L’INRAE a ainsi développé CarSolEl (pour carbone, sol, élevage), un outil permettant aux éleveurs de mesurer l’évolution du stock de carbone dans leurs prairies et d’identifier les pratiques à mettre en place pour le maintenir voire l’augmenter. Ce modèle, d’ores et déjà utilisable en ligne, sera bientôt intégré à CAP’2ER. Dans la même veine, Interbev finance depuis 2022 aux côtés du CNIEL le projet OCBO, piloté par l’Institut de l’élevage avec la collaboration de l’INRAE et des Chambres d’agricultures. OCBO vise, à partir de l’observation de 80 parcelles réparties sur une vingtaine d’exploitations, de connaitre le stock de carbone organique dans les sols et son stockage en fonction des pratiques d’élevages, et de communiquer sur les pratiques préservant ou augmentant ce stock, comme le pâturage tournant dynamique.

### Données brutes
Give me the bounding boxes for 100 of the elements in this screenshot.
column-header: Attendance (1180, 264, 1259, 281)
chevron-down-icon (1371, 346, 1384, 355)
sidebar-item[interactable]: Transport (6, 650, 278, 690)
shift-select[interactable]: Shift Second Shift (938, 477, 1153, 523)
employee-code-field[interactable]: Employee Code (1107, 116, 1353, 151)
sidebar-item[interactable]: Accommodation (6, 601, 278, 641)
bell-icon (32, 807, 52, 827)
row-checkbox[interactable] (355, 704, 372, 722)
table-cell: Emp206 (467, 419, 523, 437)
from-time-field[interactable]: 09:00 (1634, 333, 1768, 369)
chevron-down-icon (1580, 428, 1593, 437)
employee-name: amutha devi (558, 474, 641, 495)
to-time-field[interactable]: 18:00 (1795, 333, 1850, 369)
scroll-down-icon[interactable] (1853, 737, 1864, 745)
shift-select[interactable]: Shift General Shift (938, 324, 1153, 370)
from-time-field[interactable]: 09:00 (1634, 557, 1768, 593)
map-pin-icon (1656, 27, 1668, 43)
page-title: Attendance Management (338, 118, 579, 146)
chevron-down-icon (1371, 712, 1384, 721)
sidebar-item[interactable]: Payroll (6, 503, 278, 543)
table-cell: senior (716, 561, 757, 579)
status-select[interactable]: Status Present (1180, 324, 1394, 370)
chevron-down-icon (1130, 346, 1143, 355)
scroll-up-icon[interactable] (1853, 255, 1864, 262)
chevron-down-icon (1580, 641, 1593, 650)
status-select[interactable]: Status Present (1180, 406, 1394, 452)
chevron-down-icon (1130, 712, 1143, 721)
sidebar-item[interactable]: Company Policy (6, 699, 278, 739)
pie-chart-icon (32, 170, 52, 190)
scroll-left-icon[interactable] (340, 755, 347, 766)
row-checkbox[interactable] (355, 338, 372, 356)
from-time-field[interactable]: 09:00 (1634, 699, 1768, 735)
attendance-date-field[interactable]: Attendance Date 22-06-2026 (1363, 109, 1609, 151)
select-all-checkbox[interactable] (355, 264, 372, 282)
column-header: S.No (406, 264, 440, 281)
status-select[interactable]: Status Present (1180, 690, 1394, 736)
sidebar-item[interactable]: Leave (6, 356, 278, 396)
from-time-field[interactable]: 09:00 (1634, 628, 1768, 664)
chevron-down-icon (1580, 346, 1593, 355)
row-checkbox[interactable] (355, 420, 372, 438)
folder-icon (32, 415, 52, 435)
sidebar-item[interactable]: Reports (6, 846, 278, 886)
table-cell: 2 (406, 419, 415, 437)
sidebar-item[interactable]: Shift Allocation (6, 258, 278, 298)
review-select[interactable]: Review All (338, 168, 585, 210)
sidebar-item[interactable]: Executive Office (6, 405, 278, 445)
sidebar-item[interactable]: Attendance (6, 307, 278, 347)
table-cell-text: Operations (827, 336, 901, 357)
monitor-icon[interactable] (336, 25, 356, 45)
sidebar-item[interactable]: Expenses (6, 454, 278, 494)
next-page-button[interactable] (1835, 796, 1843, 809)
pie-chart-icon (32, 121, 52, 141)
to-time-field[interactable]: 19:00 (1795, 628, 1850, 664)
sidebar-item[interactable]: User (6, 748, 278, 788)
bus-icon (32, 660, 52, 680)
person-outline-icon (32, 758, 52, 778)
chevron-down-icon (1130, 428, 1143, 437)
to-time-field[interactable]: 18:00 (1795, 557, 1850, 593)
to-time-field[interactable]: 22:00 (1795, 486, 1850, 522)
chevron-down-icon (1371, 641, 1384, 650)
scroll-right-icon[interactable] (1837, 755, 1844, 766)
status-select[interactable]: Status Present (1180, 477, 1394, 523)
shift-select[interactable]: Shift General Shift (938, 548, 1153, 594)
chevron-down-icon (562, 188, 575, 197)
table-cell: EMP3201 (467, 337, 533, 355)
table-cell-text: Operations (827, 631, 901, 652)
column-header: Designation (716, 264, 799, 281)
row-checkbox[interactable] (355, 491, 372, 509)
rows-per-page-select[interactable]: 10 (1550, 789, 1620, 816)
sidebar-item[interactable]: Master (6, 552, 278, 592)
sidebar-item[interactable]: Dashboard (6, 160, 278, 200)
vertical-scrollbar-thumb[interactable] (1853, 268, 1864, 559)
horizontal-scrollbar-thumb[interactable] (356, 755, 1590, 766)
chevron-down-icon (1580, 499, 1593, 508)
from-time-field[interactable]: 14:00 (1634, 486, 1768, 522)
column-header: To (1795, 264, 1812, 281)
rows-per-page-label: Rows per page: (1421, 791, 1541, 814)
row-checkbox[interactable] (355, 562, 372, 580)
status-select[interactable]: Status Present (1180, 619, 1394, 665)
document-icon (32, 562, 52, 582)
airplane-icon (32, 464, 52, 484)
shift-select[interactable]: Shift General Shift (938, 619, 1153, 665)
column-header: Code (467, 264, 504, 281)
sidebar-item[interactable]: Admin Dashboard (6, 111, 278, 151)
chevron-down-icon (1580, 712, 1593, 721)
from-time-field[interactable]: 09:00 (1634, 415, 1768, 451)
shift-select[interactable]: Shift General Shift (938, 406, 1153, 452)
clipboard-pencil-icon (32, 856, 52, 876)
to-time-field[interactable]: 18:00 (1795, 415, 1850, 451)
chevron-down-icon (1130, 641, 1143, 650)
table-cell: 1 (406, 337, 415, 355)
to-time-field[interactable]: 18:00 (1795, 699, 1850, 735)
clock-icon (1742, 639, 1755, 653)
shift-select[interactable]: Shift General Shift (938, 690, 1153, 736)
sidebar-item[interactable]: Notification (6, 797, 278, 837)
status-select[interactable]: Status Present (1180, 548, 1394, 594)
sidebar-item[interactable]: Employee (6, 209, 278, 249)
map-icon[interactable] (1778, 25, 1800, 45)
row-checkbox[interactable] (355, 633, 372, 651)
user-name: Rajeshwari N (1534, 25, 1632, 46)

### Action demandée A
Répondez à ces questions sur l'extrait consacré au carbone des sols d'élevage :
(i) À quels mots renvoie le nom CarSolEl ?
(ii) Depuis quelle année Interbev finance-t-il le projet OCBO ?
(iii) Combien de parcelles le projet OCBO observe-t-il ?
### Action demandée B
Reproduisez sans modification le passage de l'extrait sur le carbone des sols d'élevage qui commence par les mots contenant "L’INRAE a ainsi" et finit par "pâturage tournant dynamique.".
### Action demandée C
Poursuivez l'extrait sur le carbone des sols d'élevage à partir de sa dernière phrase.
Les données ne sont d'aucune utilité ici.

### Réponse rédigée A
(i) Carbone, sol, élevage.
(ii) Depuis 2022.
(iii) 80 parcelles.

### Réponse rédigée B
L’INRAE a ainsi développé CarSolEl (pour carbone, sol, élevage), un outil permettant aux éleveurs de mesurer l’évolution du stock de carbone dans leurs prairies et d’identifier les pratiques à mettre en place pour le maintenir voire l’augmenter. Ce modèle, d’ores et déjà utilisable en ligne, sera bientôt intégré à CAP’2ER. Dans la même veine, Interbev finance depuis 2022 aux côtés du CNIEL le projet OCBO, piloté par l’Institut de l’élevage avec la collaboration de l’INRAE et des Chambres d’agricultures. OCBO vise, à partir de l’observation de 80 parcelles réparties sur une vingtaine d’exploitations, de connaitre le stock de carbone organique dans les sols et son stockage en fonction des pratiques d’élevages, et de communiquer sur les pratiques préservant ou augmentant ce stock, comme le pâturage tournant dynamique.

### Réponse rédigée C
Multifonctionnalité
« Les outils et méthodes, nous les avons donc », a résumé Jean-Baptiste Dollé. « Mais pour parvenir à réduire les émissions de GES de 15 % ou 20 % à moyens terme, l’enjeu prioritaire de la filière est aujourd’hui d’embarquer tous les producteurs, en mobilisant toutes les structures gravitant autour de la profession », a-t-il insisté. « Pour le pas suivant, celui de l’objectif de neutralité climatique en 2050 fixé par l’Europe, la recherche aura permis entretemps d’identifier d’autres solutions techniques », a-t-il estimé.
Pour l’interprofession, l’enjeu environnemental ne se limite cependant pas aux émissions de carbone. « Nous avons besoin d’indicateurs rendant compte de la multifonctionnalité de l’élevage herbivore, qui permet de maintenir des agroécosystèmes diversifiés avec des prairies, des haies, qui ont eux-mêmes des externalités positives sur la qualité de l’eau, le maintien du stock de carbone et la biodiversité », a conclu Emma André d’Interbev. « La recherche doit nous permettre de disposer d’éléments fiables de connaissance dans ce domaine pour apporter des réponses à la société civile et élargir le débat lors de la construction des stratégies environnementales par les pouvoirs publics », a-t-elle estimé.